> **Your task**
Filter the entries below, keeping only the lines that contain the string "legend" and omitting all others.

-- BEGIN Data section --

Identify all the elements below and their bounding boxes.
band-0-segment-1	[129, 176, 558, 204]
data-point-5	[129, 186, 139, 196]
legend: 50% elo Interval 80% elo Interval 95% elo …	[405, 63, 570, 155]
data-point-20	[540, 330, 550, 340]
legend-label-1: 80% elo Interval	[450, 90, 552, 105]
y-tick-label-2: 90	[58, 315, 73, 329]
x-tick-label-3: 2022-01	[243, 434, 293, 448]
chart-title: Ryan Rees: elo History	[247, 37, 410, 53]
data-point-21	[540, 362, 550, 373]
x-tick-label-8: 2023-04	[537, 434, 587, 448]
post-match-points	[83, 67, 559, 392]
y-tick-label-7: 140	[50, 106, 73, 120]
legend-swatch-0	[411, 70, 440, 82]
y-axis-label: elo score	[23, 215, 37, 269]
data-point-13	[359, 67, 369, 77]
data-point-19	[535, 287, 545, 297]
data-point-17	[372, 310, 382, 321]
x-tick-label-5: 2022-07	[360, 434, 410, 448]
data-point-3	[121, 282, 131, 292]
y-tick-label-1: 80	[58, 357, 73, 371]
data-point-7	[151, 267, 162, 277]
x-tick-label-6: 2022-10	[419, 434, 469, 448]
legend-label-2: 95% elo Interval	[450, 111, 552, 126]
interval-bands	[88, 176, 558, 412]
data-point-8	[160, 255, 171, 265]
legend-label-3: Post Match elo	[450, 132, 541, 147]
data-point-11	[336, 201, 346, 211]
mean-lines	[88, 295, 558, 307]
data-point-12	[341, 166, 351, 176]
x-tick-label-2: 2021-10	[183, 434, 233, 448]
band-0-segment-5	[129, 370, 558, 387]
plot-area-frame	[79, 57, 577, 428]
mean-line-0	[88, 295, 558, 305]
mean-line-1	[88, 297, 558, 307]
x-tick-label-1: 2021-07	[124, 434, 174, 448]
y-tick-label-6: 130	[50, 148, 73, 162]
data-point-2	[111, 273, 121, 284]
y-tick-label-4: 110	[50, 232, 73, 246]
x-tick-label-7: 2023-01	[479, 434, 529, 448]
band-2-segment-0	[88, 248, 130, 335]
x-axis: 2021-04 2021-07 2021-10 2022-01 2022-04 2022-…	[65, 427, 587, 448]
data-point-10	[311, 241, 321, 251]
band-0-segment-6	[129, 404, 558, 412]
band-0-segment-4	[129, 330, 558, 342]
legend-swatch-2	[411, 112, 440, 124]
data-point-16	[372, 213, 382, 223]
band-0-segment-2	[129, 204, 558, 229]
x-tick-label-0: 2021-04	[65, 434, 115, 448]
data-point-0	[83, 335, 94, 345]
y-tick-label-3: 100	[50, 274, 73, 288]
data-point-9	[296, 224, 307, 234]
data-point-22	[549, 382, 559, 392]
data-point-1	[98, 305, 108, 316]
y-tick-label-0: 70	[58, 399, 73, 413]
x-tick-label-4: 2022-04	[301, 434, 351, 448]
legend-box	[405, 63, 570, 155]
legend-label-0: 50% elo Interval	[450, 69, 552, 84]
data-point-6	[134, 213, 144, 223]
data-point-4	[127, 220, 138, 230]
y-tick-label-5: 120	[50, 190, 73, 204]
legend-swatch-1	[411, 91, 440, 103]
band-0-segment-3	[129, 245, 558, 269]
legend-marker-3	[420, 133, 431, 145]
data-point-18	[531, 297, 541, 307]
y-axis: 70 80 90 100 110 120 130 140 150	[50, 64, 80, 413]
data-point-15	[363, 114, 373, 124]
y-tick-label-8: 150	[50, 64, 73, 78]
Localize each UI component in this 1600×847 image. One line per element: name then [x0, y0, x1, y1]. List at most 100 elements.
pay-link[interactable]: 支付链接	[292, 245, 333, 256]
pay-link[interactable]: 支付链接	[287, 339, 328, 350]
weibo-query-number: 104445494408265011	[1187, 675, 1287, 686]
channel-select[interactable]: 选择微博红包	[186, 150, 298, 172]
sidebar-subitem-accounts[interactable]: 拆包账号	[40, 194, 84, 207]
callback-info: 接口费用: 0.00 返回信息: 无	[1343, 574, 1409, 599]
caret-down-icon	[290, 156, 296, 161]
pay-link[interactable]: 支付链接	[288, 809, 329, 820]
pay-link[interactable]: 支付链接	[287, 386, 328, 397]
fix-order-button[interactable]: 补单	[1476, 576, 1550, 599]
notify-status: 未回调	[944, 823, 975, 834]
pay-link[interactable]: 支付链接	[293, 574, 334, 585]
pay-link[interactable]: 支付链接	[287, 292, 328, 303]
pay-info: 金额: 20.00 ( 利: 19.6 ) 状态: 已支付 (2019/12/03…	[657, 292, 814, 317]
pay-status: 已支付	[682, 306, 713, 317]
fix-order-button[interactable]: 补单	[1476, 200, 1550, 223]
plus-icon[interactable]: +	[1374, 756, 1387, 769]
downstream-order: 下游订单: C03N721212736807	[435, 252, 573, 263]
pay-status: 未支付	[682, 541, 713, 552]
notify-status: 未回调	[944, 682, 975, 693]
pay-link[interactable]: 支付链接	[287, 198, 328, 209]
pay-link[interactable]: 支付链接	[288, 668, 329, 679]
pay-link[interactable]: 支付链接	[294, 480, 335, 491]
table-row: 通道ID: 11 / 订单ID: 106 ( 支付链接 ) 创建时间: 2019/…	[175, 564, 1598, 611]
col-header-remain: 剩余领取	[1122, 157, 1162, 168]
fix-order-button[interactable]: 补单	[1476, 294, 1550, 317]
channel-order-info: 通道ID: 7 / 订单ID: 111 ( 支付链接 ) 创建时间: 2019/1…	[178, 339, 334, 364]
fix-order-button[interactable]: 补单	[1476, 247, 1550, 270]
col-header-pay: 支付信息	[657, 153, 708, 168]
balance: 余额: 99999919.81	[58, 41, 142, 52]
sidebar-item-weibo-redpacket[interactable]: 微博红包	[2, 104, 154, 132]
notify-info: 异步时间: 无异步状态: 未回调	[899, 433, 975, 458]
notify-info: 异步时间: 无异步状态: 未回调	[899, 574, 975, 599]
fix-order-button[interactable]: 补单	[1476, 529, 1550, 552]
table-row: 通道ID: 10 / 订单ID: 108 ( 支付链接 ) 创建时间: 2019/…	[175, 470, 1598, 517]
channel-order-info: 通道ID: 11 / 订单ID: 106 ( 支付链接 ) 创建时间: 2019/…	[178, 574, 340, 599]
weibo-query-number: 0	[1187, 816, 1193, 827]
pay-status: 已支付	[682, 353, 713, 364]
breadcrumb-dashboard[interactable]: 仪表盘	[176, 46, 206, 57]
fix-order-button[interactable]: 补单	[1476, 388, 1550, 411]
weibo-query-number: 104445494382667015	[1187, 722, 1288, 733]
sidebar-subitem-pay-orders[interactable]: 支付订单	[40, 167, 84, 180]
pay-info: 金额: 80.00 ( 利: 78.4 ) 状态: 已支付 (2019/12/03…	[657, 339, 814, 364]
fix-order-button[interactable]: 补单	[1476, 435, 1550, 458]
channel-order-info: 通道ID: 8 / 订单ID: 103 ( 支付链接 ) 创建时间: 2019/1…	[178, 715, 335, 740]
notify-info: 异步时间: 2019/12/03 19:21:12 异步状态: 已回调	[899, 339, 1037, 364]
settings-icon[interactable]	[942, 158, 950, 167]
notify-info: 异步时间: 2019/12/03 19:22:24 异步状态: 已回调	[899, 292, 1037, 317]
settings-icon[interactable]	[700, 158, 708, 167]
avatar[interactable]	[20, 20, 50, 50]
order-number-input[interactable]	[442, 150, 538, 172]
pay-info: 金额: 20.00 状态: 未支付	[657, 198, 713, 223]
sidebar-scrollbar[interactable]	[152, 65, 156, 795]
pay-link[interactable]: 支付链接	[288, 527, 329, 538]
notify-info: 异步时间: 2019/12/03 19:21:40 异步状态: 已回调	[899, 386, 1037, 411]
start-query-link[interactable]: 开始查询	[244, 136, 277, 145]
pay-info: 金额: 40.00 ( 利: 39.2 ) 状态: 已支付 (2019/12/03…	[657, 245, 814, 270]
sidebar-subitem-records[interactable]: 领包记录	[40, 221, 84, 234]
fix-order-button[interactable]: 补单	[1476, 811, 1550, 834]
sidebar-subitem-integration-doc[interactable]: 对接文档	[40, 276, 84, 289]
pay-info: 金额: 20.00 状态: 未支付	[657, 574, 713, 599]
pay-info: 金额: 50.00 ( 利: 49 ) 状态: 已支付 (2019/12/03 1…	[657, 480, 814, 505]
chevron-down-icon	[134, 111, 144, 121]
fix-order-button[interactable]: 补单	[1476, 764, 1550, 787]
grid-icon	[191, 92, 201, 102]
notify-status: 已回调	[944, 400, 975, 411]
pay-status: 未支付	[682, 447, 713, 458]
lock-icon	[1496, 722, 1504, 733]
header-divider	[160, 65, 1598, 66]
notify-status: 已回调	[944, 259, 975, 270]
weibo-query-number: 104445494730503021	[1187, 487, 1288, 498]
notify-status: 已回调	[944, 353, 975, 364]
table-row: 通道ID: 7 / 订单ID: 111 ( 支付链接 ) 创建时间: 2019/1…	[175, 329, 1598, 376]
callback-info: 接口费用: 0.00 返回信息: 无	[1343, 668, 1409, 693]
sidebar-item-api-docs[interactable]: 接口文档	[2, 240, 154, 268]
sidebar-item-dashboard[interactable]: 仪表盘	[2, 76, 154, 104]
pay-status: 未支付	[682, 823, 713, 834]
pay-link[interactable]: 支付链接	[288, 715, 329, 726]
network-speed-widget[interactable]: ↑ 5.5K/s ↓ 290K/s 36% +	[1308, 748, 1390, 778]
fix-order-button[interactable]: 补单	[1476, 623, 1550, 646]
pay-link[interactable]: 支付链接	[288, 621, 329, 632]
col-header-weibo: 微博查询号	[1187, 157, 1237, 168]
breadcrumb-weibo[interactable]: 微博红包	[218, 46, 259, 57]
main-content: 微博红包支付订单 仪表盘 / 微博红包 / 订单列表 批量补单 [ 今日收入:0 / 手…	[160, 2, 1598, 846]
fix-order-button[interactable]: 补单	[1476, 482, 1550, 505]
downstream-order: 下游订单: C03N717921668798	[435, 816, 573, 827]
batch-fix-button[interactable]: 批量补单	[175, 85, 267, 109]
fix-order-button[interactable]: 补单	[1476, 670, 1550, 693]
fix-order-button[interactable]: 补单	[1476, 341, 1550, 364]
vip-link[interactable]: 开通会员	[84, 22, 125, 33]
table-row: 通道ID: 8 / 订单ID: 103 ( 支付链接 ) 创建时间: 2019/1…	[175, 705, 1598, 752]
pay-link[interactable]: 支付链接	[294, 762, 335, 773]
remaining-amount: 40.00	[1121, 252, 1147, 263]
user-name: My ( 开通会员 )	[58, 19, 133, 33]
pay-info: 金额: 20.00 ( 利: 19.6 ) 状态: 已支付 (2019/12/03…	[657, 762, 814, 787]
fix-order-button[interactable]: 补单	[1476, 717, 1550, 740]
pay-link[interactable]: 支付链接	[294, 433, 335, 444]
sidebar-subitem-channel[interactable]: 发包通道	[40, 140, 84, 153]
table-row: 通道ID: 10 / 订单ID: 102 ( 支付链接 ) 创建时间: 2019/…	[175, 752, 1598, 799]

-- END Data section --

> **Right answer**
legend: 50% elo Interval 80% elo Interval 95% elo …	[405, 63, 570, 155]
legend-label-1: 80% elo Interval	[450, 90, 552, 105]
legend-swatch-0	[411, 70, 440, 82]
legend-label-2: 95% elo Interval	[450, 111, 552, 126]
legend-label-3: Post Match elo	[450, 132, 541, 147]
legend-swatch-2	[411, 112, 440, 124]
legend-box	[405, 63, 570, 155]
legend-label-0: 50% elo Interval	[450, 69, 552, 84]
legend-swatch-1	[411, 91, 440, 103]
legend-marker-3	[420, 133, 431, 145]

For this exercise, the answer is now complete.